### DIRECTIONS FOR THIS TASK:
Answer these questions about the article on fear-based parenting below, one per line:
1. Which three publications does the article name as places to read about the perils of this kind of parenting?
2. According to the studies it mentions, what does constant coddling and "bubble wrapping" hinder?
3. What did the writer and a best friend ride their bikes to get after filming home videos?

### GIVEN TEXT:
::::::

If you are a parent, you know the complete powerlessness within parenthood that exists between peeing on a stick and the day you die. Something could happen at any time, for whatever reason. And as the world becomes more and more connected and the media fierce in its gravitation towards fear mongering, we hear stories that scare us into submission to a new way of parenting: the fear based method. The hovering nurturer. The Reactor. The Follower. You’ve heard all the terms, helicopter , snowplow, neurotic and over-bearing—whatever you want to call it’s our generation’s way of parenting.
There is enough coverage lately on the perils of this type of parenting too, all you have to do is leaf through The Atlantic, scroll through Psychology Today, The New Yorker or any major newspaper to see what’s happening to the poor coddled, spoiled children of our modern day.
Studies are showing that the constant coddling and ‘bubble wrapping’ hinders the healthy development of self-esteem. They are unable to fend for themselves in the real world later on and the confidence that should have been there is just a big puddle of anxiety.
The viral post about giving kids a 70s summer went nuts online because there are so many of us parents who can remember a time when boredom produced creativity through the freedom of time. My best friend and I used to spend hours filming home videos of us acting out different characters in various scenes in her basement and the backyard. Afterwards we’d ride our bikes to get a slush and some BBQ chips and then call it a day.

::::::

### EXTRACTED MATERIAL:

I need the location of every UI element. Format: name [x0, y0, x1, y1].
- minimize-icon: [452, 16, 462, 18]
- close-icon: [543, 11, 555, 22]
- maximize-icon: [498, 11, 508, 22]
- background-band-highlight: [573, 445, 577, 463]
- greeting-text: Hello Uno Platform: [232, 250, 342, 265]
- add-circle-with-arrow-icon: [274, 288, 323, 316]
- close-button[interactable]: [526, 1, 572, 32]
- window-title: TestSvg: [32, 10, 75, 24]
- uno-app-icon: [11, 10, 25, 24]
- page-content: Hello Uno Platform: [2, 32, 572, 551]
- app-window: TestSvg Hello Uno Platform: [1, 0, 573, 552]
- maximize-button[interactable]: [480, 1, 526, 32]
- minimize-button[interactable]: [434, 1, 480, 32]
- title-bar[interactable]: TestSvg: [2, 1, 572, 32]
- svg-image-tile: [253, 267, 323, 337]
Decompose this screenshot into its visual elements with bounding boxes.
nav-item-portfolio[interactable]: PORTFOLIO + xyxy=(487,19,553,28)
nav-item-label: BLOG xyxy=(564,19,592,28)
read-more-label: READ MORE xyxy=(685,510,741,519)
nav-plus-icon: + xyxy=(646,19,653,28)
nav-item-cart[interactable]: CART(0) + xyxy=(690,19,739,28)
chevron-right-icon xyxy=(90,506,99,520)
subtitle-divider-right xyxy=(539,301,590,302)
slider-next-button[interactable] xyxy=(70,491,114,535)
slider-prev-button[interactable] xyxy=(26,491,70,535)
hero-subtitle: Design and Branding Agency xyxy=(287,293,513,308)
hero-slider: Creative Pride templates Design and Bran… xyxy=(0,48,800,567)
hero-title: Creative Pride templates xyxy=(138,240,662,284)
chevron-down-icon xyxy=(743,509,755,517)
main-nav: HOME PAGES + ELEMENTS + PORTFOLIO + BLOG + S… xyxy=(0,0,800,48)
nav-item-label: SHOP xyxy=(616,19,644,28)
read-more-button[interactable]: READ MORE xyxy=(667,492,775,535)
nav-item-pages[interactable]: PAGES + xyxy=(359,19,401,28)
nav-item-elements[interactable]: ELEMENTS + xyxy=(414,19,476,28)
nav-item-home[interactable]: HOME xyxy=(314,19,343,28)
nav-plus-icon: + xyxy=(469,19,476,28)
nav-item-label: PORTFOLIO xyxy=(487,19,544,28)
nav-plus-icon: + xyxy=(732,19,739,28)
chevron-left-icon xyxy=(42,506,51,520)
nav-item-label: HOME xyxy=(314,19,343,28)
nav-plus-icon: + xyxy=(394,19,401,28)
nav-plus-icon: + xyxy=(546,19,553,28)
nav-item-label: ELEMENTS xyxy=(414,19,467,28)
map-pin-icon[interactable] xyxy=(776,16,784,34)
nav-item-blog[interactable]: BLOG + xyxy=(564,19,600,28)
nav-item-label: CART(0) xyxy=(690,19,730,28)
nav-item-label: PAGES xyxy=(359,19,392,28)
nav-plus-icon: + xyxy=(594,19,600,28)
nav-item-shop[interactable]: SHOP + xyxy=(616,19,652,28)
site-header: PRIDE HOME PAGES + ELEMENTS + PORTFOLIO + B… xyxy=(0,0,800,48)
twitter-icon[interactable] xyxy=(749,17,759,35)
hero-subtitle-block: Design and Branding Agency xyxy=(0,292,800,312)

::::::

### EXPECTED ANSWER:
1. The Atlantic, Psychology Today, and The New Yorker
2. The healthy development of self-esteem
3. A slush and some BBQ chips